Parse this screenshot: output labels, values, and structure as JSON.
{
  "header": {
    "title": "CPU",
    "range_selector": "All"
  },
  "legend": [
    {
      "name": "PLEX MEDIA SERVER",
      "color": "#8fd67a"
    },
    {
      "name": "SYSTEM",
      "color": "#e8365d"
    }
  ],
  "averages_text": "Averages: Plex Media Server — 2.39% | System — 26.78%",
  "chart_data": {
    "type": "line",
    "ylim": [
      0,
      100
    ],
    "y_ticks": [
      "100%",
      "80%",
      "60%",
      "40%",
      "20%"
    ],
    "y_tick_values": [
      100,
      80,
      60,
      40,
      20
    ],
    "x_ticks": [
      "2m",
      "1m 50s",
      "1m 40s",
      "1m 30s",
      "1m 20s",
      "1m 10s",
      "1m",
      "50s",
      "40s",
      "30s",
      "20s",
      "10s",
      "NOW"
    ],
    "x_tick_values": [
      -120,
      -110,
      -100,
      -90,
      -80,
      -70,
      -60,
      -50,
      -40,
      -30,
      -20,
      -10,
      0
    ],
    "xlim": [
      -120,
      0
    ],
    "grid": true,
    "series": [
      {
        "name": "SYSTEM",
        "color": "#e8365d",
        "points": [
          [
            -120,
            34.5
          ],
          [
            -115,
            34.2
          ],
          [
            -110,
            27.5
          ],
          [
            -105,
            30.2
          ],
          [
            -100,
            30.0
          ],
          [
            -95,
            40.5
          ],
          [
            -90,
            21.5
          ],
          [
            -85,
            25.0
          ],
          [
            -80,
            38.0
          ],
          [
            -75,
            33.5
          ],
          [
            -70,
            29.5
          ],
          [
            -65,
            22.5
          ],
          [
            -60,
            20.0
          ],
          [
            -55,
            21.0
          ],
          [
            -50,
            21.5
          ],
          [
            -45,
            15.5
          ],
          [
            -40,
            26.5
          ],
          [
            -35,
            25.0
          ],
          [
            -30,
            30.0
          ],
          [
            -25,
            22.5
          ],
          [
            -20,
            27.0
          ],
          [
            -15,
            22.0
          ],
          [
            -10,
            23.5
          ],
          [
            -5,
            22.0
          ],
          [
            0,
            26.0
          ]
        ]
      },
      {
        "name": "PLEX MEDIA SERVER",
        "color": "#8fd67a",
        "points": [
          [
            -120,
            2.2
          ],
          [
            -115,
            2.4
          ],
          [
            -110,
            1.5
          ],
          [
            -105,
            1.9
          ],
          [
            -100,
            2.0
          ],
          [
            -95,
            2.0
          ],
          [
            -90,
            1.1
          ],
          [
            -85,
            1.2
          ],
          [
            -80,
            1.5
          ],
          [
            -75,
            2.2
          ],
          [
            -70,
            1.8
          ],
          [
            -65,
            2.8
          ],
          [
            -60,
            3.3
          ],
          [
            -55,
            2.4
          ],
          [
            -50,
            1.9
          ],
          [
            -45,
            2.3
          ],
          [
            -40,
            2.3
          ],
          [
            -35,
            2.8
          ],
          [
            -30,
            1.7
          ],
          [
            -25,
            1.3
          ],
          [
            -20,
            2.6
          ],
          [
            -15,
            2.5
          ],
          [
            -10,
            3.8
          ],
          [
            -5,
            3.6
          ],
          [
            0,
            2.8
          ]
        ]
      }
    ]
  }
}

•••

Print all the data exactly.

> [OUTPUT FOR THIS TASK]
Parse this screenshot: output labels, values, and structure as JSON.
{
  "header": {
    "title": "CPU",
    "range_selector": "All"
  },
  "legend": [
    {
      "name": "PLEX MEDIA SERVER",
      "color": "#8fd67a"
    },
    {
      "name": "SYSTEM",
      "color": "#e8365d"
    }
  ],
  "averages_text": "Averages: Plex Media Server — 2.39% | System — 26.78%",
  "chart_data": {
    "type": "line",
    "ylim": [
      0,
      100
    ],
    "y_ticks": [
      "100%",
      "80%",
      "60%",
      "40%",
      "20%"
    ],
    "y_tick_values": [
      100,
      80,
      60,
      40,
      20
    ],
    "x_ticks": [
      "2m",
      "1m 50s",
      "1m 40s",
      "1m 30s",
      "1m 20s",
      "1m 10s",
      "1m",
      "50s",
      "40s",
      "30s",
      "20s",
      "10s",
      "NOW"
    ],
    "x_tick_values": [
      -120,
      -110,
      -100,
      -90,
      -80,
      -70,
      -60,
      -50,
      -40,
      -30,
      -20,
      -10,
      0
    ],
    "xlim": [
      -120,
      0
    ],
    "grid": true,
    "series": [
      {
        "name": "SYSTEM",
        "color": "#e8365d",
        "points": [
          [
            -120,
            34.5
          ],
          [
            -115,
            34.2
          ],
          [
            -110,
            27.5
          ],
          [
            -105,
            30.2
          ],
          [
            -100,
            30.0
          ],
          [
            -95,
            40.5
          ],
          [
            -90,
            21.5
          ],
          [
            -85,
            25.0
          ],
          [
            -80,
            38.0
          ],
          [
            -75,
            33.5
          ],
          [
            -70,
            29.5
          ],
          [
            -65,
            22.5
          ],
          [
            -60,
            20.0
          ],
          [
            -55,
            21.0
          ],
          [
            -50,
            21.5
          ],
          [
            -45,
            15.5
          ],
          [
            -40,
            26.5
          ],
          [
            -35,
            25.0
          ],
          [
            -30,
            30.0
          ],
          [
            -25,
            22.5
          ],
          [
            -20,
            27.0
          ],
          [
            -15,
            22.0
          ],
          [
            -10,
            23.5
          ],
          [
            -5,
            22.0
          ],
          [
            0,
            26.0
          ]
        ]
      },
      {
        "name": "PLEX MEDIA SERVER",
        "color": "#8fd67a",
        "points": [
          [
            -120,
            2.2
          ],
          [
            -115,
            2.4
          ],
          [
            -110,
            1.5
          ],
          [
            -105,
            1.9
          ],
          [
            -100,
            2.0
          ],
          [
            -95,
            2.0
          ],
          [
            -90,
            1.1
          ],
          [
            -85,
            1.2
          ],
          [
            -80,
            1.5
          ],
          [
            -75,
            2.2
          ],
          [
            -70,
            1.8
          ],
          [
            -65,
            2.8
          ],
          [
            -60,
            3.3
          ],
          [
            -55,
            2.4
          ],
          [
            -50,
            1.9
          ],
          [
            -45,
            2.3
          ],
          [
            -40,
            2.3
          ],
          [
            -35,
            2.8
          ],
          [
            -30,
            1.7
          ],
          [
            -25,
            1.3
          ],
          [
            -20,
            2.6
          ],
          [
            -15,
            2.5
          ],
          [
            -10,
            3.8
          ],
          [
            -5,
            3.6
          ],
          [
            0,
            2.8
          ]
        ]
      }
    ]
  }
}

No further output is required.